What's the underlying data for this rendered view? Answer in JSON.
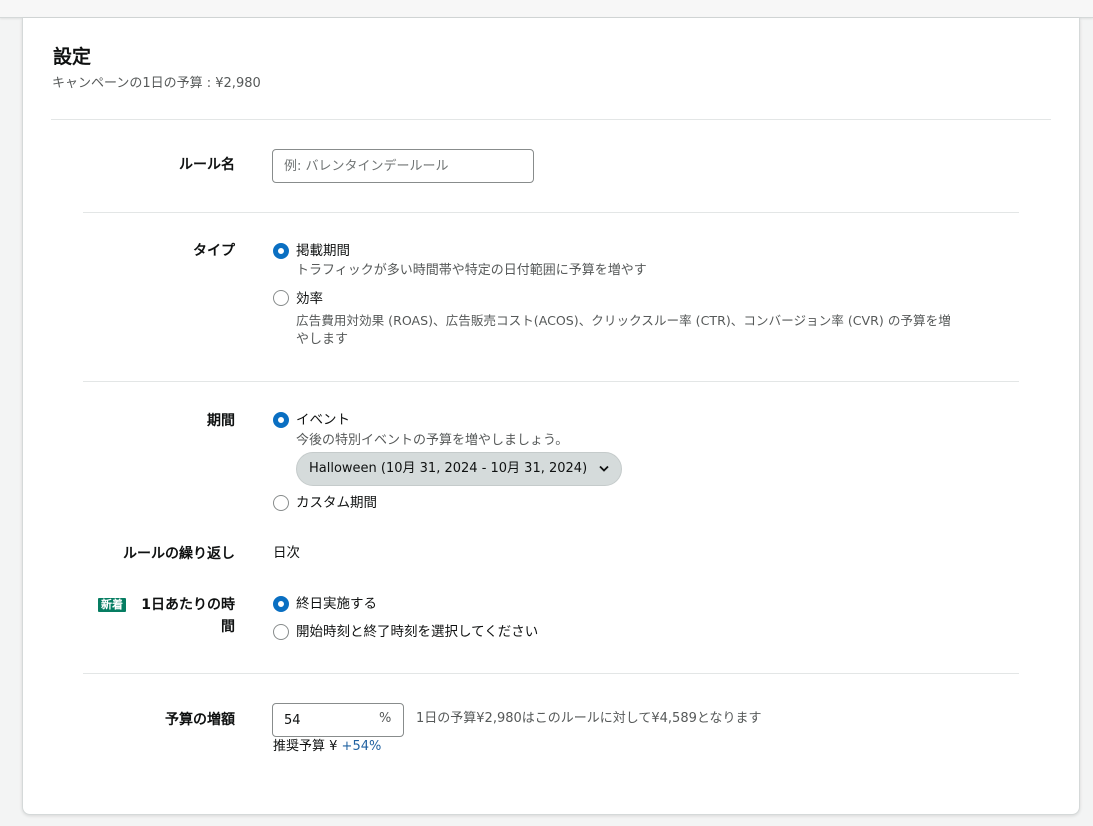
{
  "header": {
    "title": "設定",
    "subtitle": "キャンペーンの1日の予算 : ¥2,980"
  },
  "rule_name": {
    "label": "ルール名",
    "placeholder": "例: バレンタインデールール",
    "value": ""
  },
  "type": {
    "label": "タイプ",
    "options": [
      {
        "label": "掲載期間",
        "description": "トラフィックが多い時間帯や特定の日付範囲に予算を増やす",
        "selected": true
      },
      {
        "label": "効率",
        "description_line1": "広告費用対効果 (ROAS)、広告販売コスト(ACOS)、クリックスルー率 (CTR)、コンバージョン率 (CVR) の予算を増",
        "description_line2": "やします",
        "selected": false
      }
    ]
  },
  "period": {
    "label": "期間",
    "options": [
      {
        "label": "イベント",
        "description": "今後の特別イベントの予算を増やしましょう。",
        "selected": true
      },
      {
        "label": "カスタム期間",
        "selected": false
      }
    ],
    "event_select": "Halloween (10月 31, 2024 - 10月 31, 2024)"
  },
  "recurrence": {
    "label": "ルールの繰り返し",
    "value": "日次"
  },
  "daily_time": {
    "badge": "新着",
    "label_line1": "1日あたりの時",
    "label_line2": "間",
    "options": [
      {
        "label": "終日実施する",
        "selected": true
      },
      {
        "label": "開始時刻と終了時刻を選択してください",
        "selected": false
      }
    ]
  },
  "budget_increase": {
    "label": "予算の増額",
    "value": "54",
    "unit": "%",
    "summary": "1日の予算¥2,980はこのルールに対して¥4,589となります",
    "recommended_prefix": "推奨予算 ¥",
    "recommended_value": "+54%"
  },
  "colors": {
    "radio_selected": "#0a6fc2",
    "badge_bg": "#067d62",
    "link": "#2162a1"
  }
}
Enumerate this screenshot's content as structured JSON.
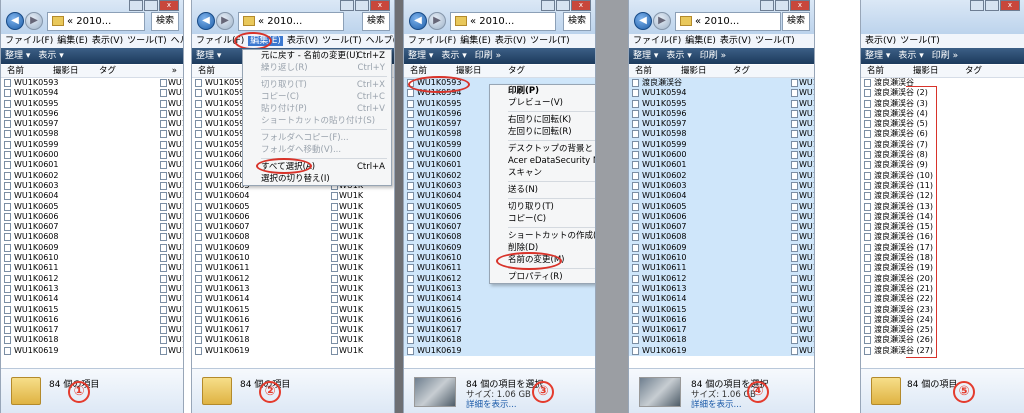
{
  "address_text": "« 2010...",
  "search_label": "検索",
  "menubar": [
    "ファイル(F)",
    "編集(E)",
    "表示(V)",
    "ツール(T)",
    "ヘルプ(H)"
  ],
  "toolbar": {
    "organize": "整理 ▾",
    "views": "表示 ▾",
    "print": "印刷 »"
  },
  "columns": {
    "name": "名前",
    "date": "撮影日",
    "tag": "タグ",
    "more": "»"
  },
  "files": [
    "WU1K0593",
    "WU1K0594",
    "WU1K0595",
    "WU1K0596",
    "WU1K0597",
    "WU1K0598",
    "WU1K0599",
    "WU1K0600",
    "WU1K0601",
    "WU1K0602",
    "WU1K0603",
    "WU1K0604",
    "WU1K0605",
    "WU1K0606",
    "WU1K0607",
    "WU1K0608",
    "WU1K0609",
    "WU1K0610",
    "WU1K0611",
    "WU1K0612",
    "WU1K0613",
    "WU1K0614",
    "WU1K0615",
    "WU1K0616",
    "WU1K0617",
    "WU1K0618",
    "WU1K0619"
  ],
  "right_col_label": "WU1K",
  "renamed_first": "渡良瀬渓谷",
  "renamed_seq": [
    "渡良瀬渓谷",
    "渡良瀬渓谷 (2)",
    "渡良瀬渓谷 (3)",
    "渡良瀬渓谷 (4)",
    "渡良瀬渓谷 (5)",
    "渡良瀬渓谷 (6)",
    "渡良瀬渓谷 (7)",
    "渡良瀬渓谷 (8)",
    "渡良瀬渓谷 (9)",
    "渡良瀬渓谷 (10)",
    "渡良瀬渓谷 (11)",
    "渡良瀬渓谷 (12)",
    "渡良瀬渓谷 (13)",
    "渡良瀬渓谷 (14)",
    "渡良瀬渓谷 (15)",
    "渡良瀬渓谷 (16)",
    "渡良瀬渓谷 (17)",
    "渡良瀬渓谷 (18)",
    "渡良瀬渓谷 (19)",
    "渡良瀬渓谷 (20)",
    "渡良瀬渓谷 (21)",
    "渡良瀬渓谷 (22)",
    "渡良瀬渓谷 (23)",
    "渡良瀬渓谷 (24)",
    "渡良瀬渓谷 (25)",
    "渡良瀬渓谷 (26)",
    "渡良瀬渓谷 (27)"
  ],
  "status": {
    "count": "84 個の項目",
    "selected": "84 個の項目を選択",
    "size": "サイズ: 1.06 GB",
    "details": "詳細を表示..."
  },
  "edit_menu": [
    {
      "label": "元に戻す - 名前の変更(U)",
      "shortcut": "Ctrl+Z",
      "disabled": false
    },
    {
      "label": "繰り返し(R)",
      "shortcut": "Ctrl+Y",
      "disabled": true
    },
    {
      "sep": true
    },
    {
      "label": "切り取り(T)",
      "shortcut": "Ctrl+X",
      "disabled": true
    },
    {
      "label": "コピー(C)",
      "shortcut": "Ctrl+C",
      "disabled": true
    },
    {
      "label": "貼り付け(P)",
      "shortcut": "Ctrl+V",
      "disabled": true
    },
    {
      "label": "ショートカットの貼り付け(S)",
      "shortcut": "",
      "disabled": true
    },
    {
      "sep": true
    },
    {
      "label": "フォルダへコピー(F)...",
      "shortcut": "",
      "disabled": true
    },
    {
      "label": "フォルダへ移動(V)...",
      "shortcut": "",
      "disabled": true
    },
    {
      "sep": true
    },
    {
      "label": "すべて選択(A)",
      "shortcut": "Ctrl+A",
      "disabled": false
    },
    {
      "label": "選択の切り替え(I)",
      "shortcut": "",
      "disabled": false
    }
  ],
  "context_menu": [
    {
      "label": "印刷(P)",
      "bold": true
    },
    {
      "label": "プレビュー(V)"
    },
    {
      "sep": true
    },
    {
      "label": "右回りに回転(K)"
    },
    {
      "label": "左回りに回転(R)"
    },
    {
      "sep": true
    },
    {
      "label": "デスクトップの背景として設定(B)"
    },
    {
      "label": "Acer eDataSecurity Management"
    },
    {
      "label": "スキャン"
    },
    {
      "sep": true
    },
    {
      "label": "送る(N)"
    },
    {
      "sep": true
    },
    {
      "label": "切り取り(T)"
    },
    {
      "label": "コピー(C)"
    },
    {
      "sep": true
    },
    {
      "label": "ショートカットの作成(S)"
    },
    {
      "label": "削除(D)"
    },
    {
      "label": "名前の変更(M)"
    },
    {
      "sep": true
    },
    {
      "label": "プロパティ(R)"
    }
  ],
  "step_labels": [
    "①",
    "②",
    "③",
    "④",
    "⑤"
  ]
}
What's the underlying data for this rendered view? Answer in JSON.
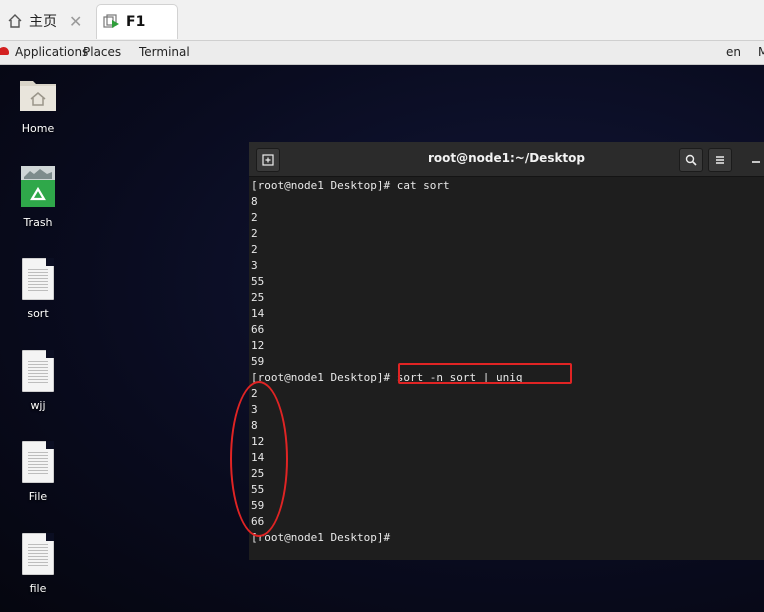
{
  "tabs": [
    {
      "label": "主页",
      "icon": "home-icon",
      "close": "✕"
    },
    {
      "label": "F1",
      "icon": "vm-icon"
    }
  ],
  "panel": {
    "applications": "Applications",
    "places": "Places",
    "terminal": "Terminal",
    "lang": "en",
    "right_clip": "M"
  },
  "desktop_icons": [
    {
      "label": "Home",
      "icon": "home-folder-icon"
    },
    {
      "label": "Trash",
      "icon": "trash-icon"
    },
    {
      "label": "sort",
      "icon": "text-file-icon"
    },
    {
      "label": "wjj",
      "icon": "text-file-icon"
    },
    {
      "label": "File",
      "icon": "text-file-icon"
    },
    {
      "label": "file",
      "icon": "text-file-icon"
    }
  ],
  "terminal": {
    "title": "root@node1:~/Desktop",
    "lines": [
      "[root@node1 Desktop]# cat sort",
      "8",
      "2",
      "2",
      "2",
      "3",
      "55",
      "25",
      "14",
      "66",
      "12",
      "59",
      "[root@node1 Desktop]# sort -n sort | uniq",
      "2",
      "3",
      "8",
      "12",
      "14",
      "25",
      "55",
      "59",
      "66",
      "[root@node1 Desktop]#"
    ]
  },
  "colors": {
    "annotation": "#e02424",
    "terminal_bg": "#1e1e1e"
  }
}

WRITTEN PROBLEM>
Look through the listing above. Pick out each line with "shortcut" and copy it.

EXPECTED ANSWER>
      "shortcut": "Ctrl+Z",
      "shortcut": "Ctrl+Y",
      "shortcut": "Ctrl+X",
      "shortcut": "Ctrl+C",
      "shortcut": "Ctrl+V",
      "shortcut": "",
      "shortcut": "",
      "shortcut": "",
      "shortcut": "Ctrl+A",
      "shortcut": "",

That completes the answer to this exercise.